▶ [WRITTEN TASK]: Repeat every record below exactly, leaving out the pictures.

▶ [GIVEN ENTRIES]:
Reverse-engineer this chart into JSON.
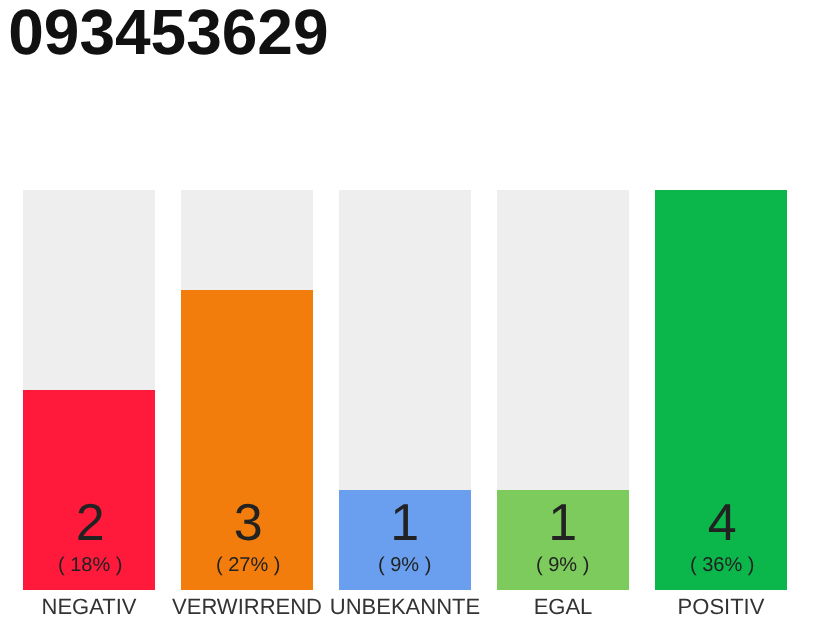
{
  "chart_data": {
    "type": "bar",
    "title": "093453629",
    "categories": [
      "NEGATIV",
      "VERWIRREND",
      "UNBEKANNTE",
      "EGAL",
      "POSITIV"
    ],
    "stacked": true,
    "series": [
      {
        "colors": [
          "#ff1a3c",
          "#f27d0c",
          "#6a9ff0",
          "#7ccb5c",
          "#0bb64a"
        ],
        "values": [
          2,
          3,
          1,
          1,
          4
        ],
        "value_labels": [
          "2\n( 18% )",
          "3\n( 27% )",
          "1\n( 9% )",
          "1\n( 9% )",
          "4\n( 36% )"
        ]
      },
      {
        "color": "#eeeeee",
        "values": [
          2,
          1,
          3,
          3,
          0
        ]
      }
    ],
    "ylim": [
      0,
      4
    ],
    "tick_labels": "x"
  }
}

▶ [REPLY]:
Reverse-engineer this chart into JSON.
{
  "chart_data": {
    "type": "bar",
    "title": "093453629",
    "categories": [
      "NEGATIV",
      "VERWIRREND",
      "UNBEKANNTE",
      "EGAL",
      "POSITIV"
    ],
    "stacked": true,
    "series": [
      {
        "colors": [
          "#ff1a3c",
          "#f27d0c",
          "#6a9ff0",
          "#7ccb5c",
          "#0bb64a"
        ],
        "values": [
          2,
          3,
          1,
          1,
          4
        ],
        "value_labels": [
          "2\n( 18% )",
          "3\n( 27% )",
          "1\n( 9% )",
          "1\n( 9% )",
          "4\n( 36% )"
        ]
      },
      {
        "color": "#eeeeee",
        "values": [
          2,
          1,
          3,
          3,
          0
        ]
      }
    ],
    "ylim": [
      0,
      4
    ],
    "tick_labels": "x"
  }
}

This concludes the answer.